Search the listing for the string "questo" and copy every line that contains it.

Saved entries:
— begin —

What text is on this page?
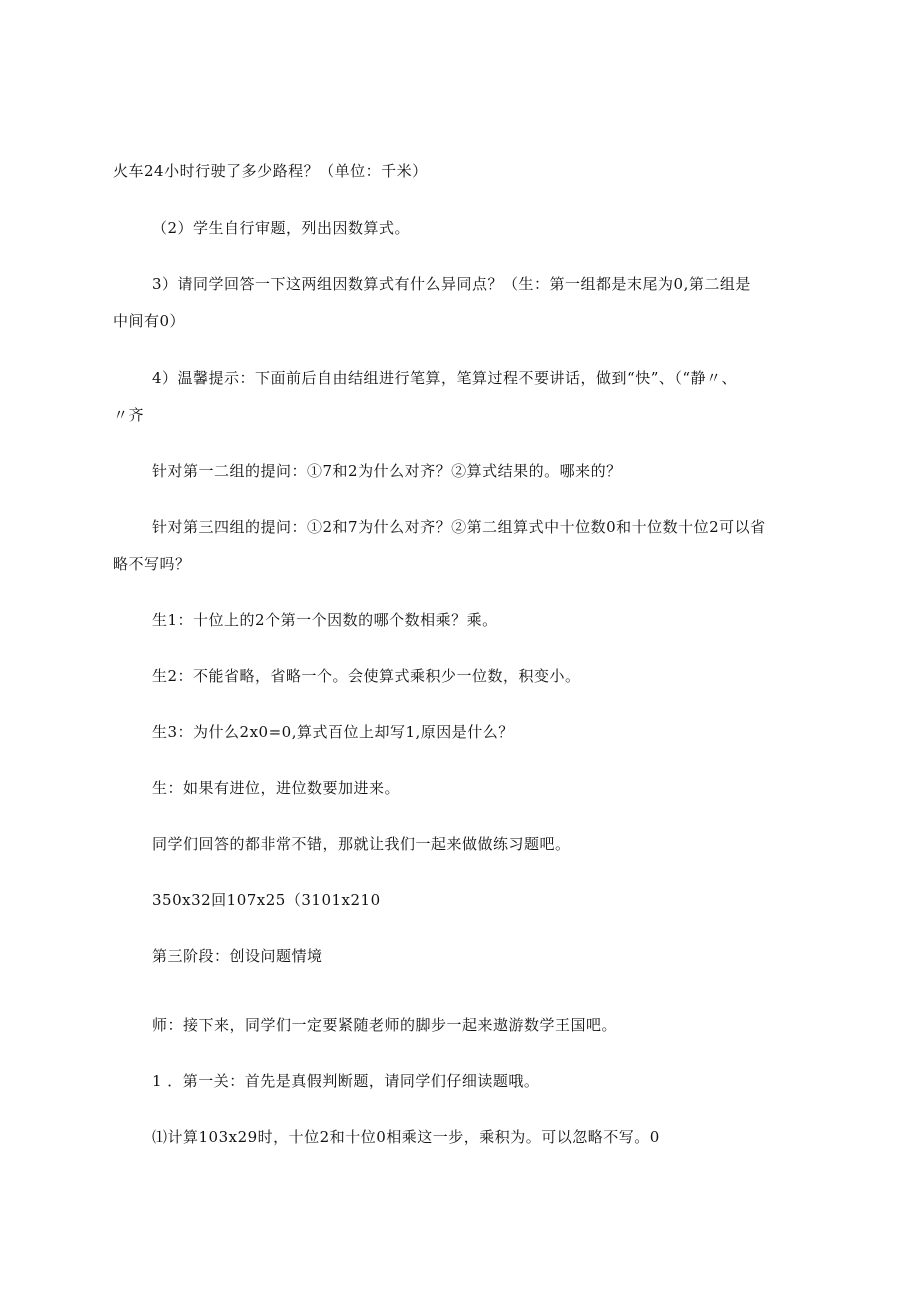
火车24小时行驶了多少路程？（单位：千米）
（2）学生自行审题，列出因数算式。
3）请同学回答一下这两组因数算式有什么异同点？（生：第一组都是末尾为0,第二组是
中间有0）
4）温馨提示：下面前后自由结组进行笔算，笔算过程不要讲话，做到“快”、（“静〃、
〃齐
针对第一二组的提问：①7和2为什么对齐？②算式结果的。哪来的？
针对第三四组的提问：①2和7为什么对齐？②第二组算式中十位数0和十位数十位2可以省
略不写吗？
生1：十位上的2个第一个因数的哪个数相乘？乘。
生2：不能省略，省略一个。会使算式乘积少一位数，积变小。
生3：为什么2x0=0,算式百位上却写1,原因是什么？
生：如果有进位，进位数要加进来。
同学们回答的都非常不错，那就让我们一起来做做练习题吧。
350x32回107x25（3101x210
第三阶段：创设问题情境
师：接下来，同学们一定要紧随老师的脚步一起来遨游数学王国吧。
1 ．第一关：首先是真假判断题，请同学们仔细读题哦。
⑴计算103x29时，十位2和十位0相乘这一步，乘积为。可以忽略不写。0
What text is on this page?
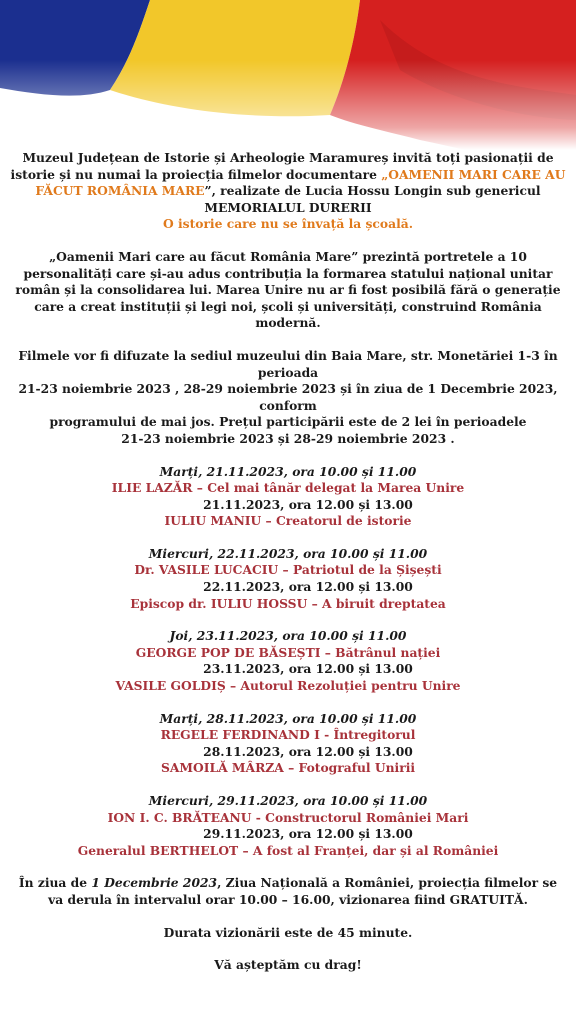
Muzeul Județean de Istorie și Arheologie Maramureș invită toți pasionații de istorie și nu numai la proiecția filmelor documentare „OAMENII MARI CARE AU FĂCUT ROMÂNIA MARE”, realizate de Lucia Hossu Longin sub genericul MEMORIALUL DURERII
O istorie care nu se învață la școală.

„Oamenii Mari care au făcut România Mare” prezintă portretele a 10 personalități care și-au adus contribuția la formarea statului național unitar român și la consolidarea lui. Marea Unire nu ar fi fost posibilă fără o generație care a creat instituții și legi noi, școli și universități, construind România modernă.

Filmele vor fi difuzate la sediul muzeului din Baia Mare, str. Monetăriei 1-3 în perioada
21-23 noiembrie 2023 , 28-29 noiembrie 2023 și în ziua de 1 Decembrie 2023, conform
programului de mai jos. Prețul participării este de 2 lei în perioadele
21-23 noiembrie 2023 și 28-29 noiembrie 2023 .

Marți, 21.11.2023, ora 10.00 și 11.00
ILIE LAZĂR – Cel mai tânăr delegat la Marea Unire
21.11.2023, ora 12.00 și 13.00
IULIU MANIU – Creatorul de istorie
Miercuri, 22.11.2023, ora 10.00 și 11.00
Dr. VASILE LUCACIU – Patriotul de la Șișești
22.11.2023, ora 12.00 și 13.00
Episcop dr. IULIU HOSSU – A biruit dreptatea
Joi, 23.11.2023, ora 10.00 și 11.00
GEORGE POP DE BĂSEȘTI – Bătrânul nației
23.11.2023, ora 12.00 și 13.00
VASILE GOLDIȘ – Autorul Rezoluției pentru Unire
Marți, 28.11.2023, ora 10.00 și 11.00
REGELE FERDINAND I - Întregitorul
28.11.2023, ora 12.00 și 13.00
SAMOILĂ MÂRZA – Fotograful Unirii
Miercuri, 29.11.2023, ora 10.00 și 11.00
ION I. C. BRĂTEANU - Constructorul României Mari
29.11.2023, ora 12.00 și 13.00
Generalul BERTHELOT – A fost al Franței, dar și al României

În ziua de 1 Decembrie 2023, Ziua Națională a României, proiecția filmelor se va derula în intervalul orar 10.00 – 16.00, vizionarea fiind GRATUITĂ.

Durata vizionării este de 45 minute.

Vă așteptăm cu drag!
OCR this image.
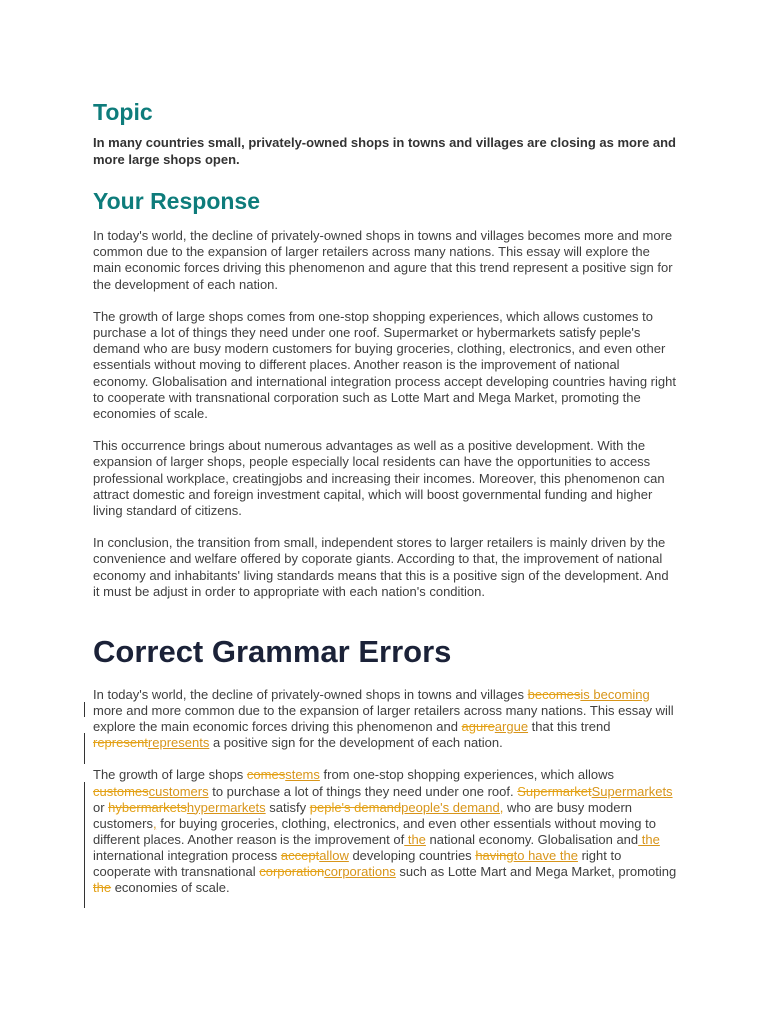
Topic

In many countries small, privately-owned shops in towns and villages are closing as more and more large shops open.

Your Response

In today's world, the decline of privately-owned shops in towns and villages becomes more and more common due to the expansion of larger retailers across many nations. This essay will explore the main economic forces driving this phenomenon and agure that this trend represent a positive sign for the development of each nation.

The growth of large shops comes from one-stop shopping experiences, which allows customes to purchase a lot of things they need under one roof. Supermarket or hybermarkets satisfy peple's demand who are busy modern customers for buying groceries, clothing, electronics, and even other essentials without moving to different places. Another reason is the improvement of national economy. Globalisation and international integration process accept developing countries having right to cooperate with transnational corporation such as Lotte Mart and Mega Market, promoting the economies of scale.

This occurrence brings about numerous advantages as well as a positive development. With the expansion of larger shops, people especially local residents can have the opportunities to access professional workplace, creatingjobs and increasing their incomes. Moreover, this phenomenon can attract domestic and foreign investment capital, which will boost governmental funding and higher living standard of citizens.

In conclusion, the transition from small, independent stores to larger retailers is mainly driven by the convenience and welfare offered by coporate giants. According to that, the improvement of national economy and inhabitants' living standards means that this is a positive sign of the development. And it must be adjust in order to appropriate with each nation's condition.

Correct Grammar Errors

In today's world, the decline of privately-owned shops in towns and villages becomesis becoming more and more common due to the expansion of larger retailers across many nations. This essay will explore the main economic forces driving this phenomenon and agureargue that this trend representrepresents a positive sign for the development of each nation.

The growth of large shops comesstems from one-stop shopping experiences, which allows customescustomers to purchase a lot of things they need under one roof. SupermarketSupermarkets or hybermarketshypermarkets satisfy peple's demandpeople's demand, who are busy modern customers, for buying groceries, clothing, electronics, and even other essentials without moving to different places. Another reason is the improvement of the national economy. Globalisation and the international integration process acceptallow developing countries havingto have the right to cooperate with transnational corporationcorporations such as Lotte Mart and Mega Market, promoting the economies of scale.
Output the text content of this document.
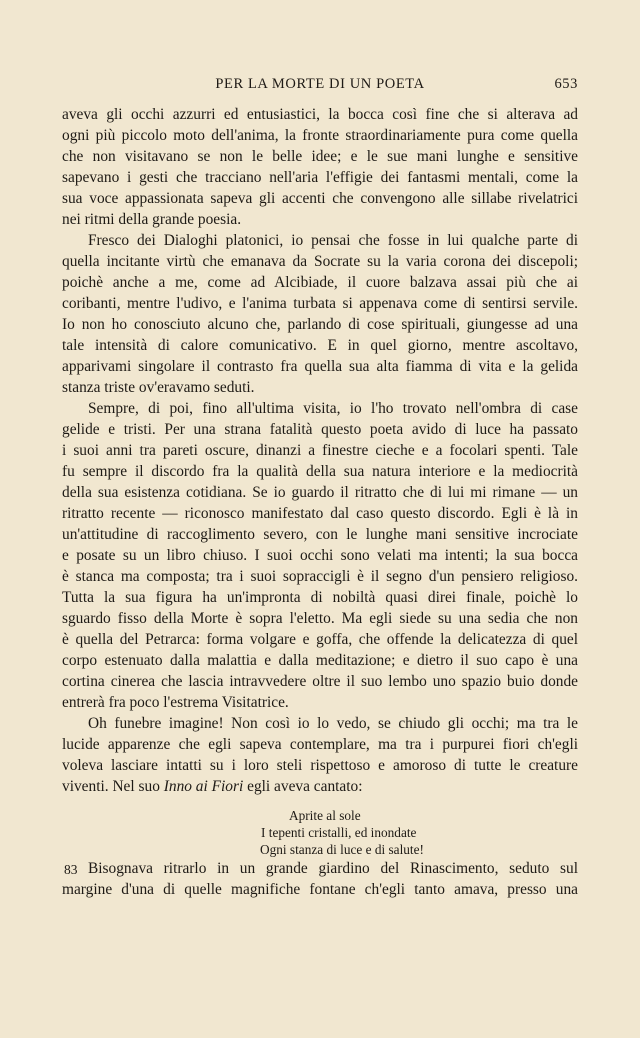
PER LA MORTE DI UN POETA	653

aveva gli occhi azzurri ed entusiastici, la bocca così fine che si alterava ad
ogni più piccolo moto dell'anima, la fronte straordinariamente pura come quella
che non visitavano se non le belle idee; e le sue mani lunghe e sensitive
sapevano i gesti che tracciano nell'aria l'effigie dei fantasmi mentali, come la
sua voce appassionata sapeva gli accenti che convengono alle sillabe rivelatrici
nei ritmi della grande poesia.

Fresco dei Dialoghi platonici, io pensai che fosse in lui qualche parte di
quella incitante virtù che emanava da Socrate su la varia corona dei discepoli;
poichè anche a me, come ad Alcibiade, il cuore balzava assai più che ai
coribanti, mentre l'udivo, e l'anima turbata si appenava come di sentirsi servile.
Io non ho conosciuto alcuno che, parlando di cose spirituali, giungesse ad una
tale intensità di calore comunicativo. E in quel giorno, mentre ascoltavo,
apparivami singolare il contrasto fra quella sua alta fiamma di vita e la gelida
stanza triste ov'eravamo seduti.

Sempre, di poi, fino all'ultima visita, io l'ho trovato nell'ombra di case
gelide e tristi. Per una strana fatalità questo poeta avido di luce ha passato
i suoi anni tra pareti oscure, dinanzi a finestre cieche e a focolari spenti. Tale
fu sempre il discordo fra la qualità della sua natura interiore e la mediocrità
della sua esistenza cotidiana. Se io guardo il ritratto che di lui mi rimane — un
ritratto recente — riconosco manifestato dal caso questo discordo. Egli è là in
un'attitudine di raccoglimento severo, con le lunghe mani sensitive incrociate
e posate su un libro chiuso. I suoi occhi sono velati ma intenti; la sua bocca
è stanca ma composta; tra i suoi sopraccigli è il segno d'un pensiero religioso.
Tutta la sua figura ha un'impronta di nobiltà quasi direi finale, poichè lo
sguardo fisso della Morte è sopra l'eletto. Ma egli siede su una sedia che non
è quella del Petrarca: forma volgare e goffa, che offende la delicatezza di quel
corpo estenuato dalla malattia e dalla meditazione; e dietro il suo capo è una
cortina cinerea che lascia intravvedere oltre il suo lembo uno spazio buio donde
entrerà fra poco l'estrema Visitatrice.

Oh funebre imagine! Non così io lo vedo, se chiudo gli occhi; ma tra le
lucide apparenze che egli sapeva contemplare, ma tra i purpurei fiori ch'egli
voleva lasciare intatti su i loro steli rispettoso e amoroso di tutte le creature
viventi. Nel suo Inno ai Fiori egli aveva cantato:

Aprite al sole
I tepenti cristalli, ed inondate
Ogni stanza di luce e di salute!

Bisognava ritrarlo in un grande giardino del Rinascimento, seduto sul
margine d'una di quelle magnifiche fontane ch'egli tanto amava, presso una

83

— end —

Finished exercise:
gelide e tristi. Per una strana fatalità questo poeta avido di luce ha passato
ritratto recente — riconosco manifestato dal caso questo discordo. Egli è là in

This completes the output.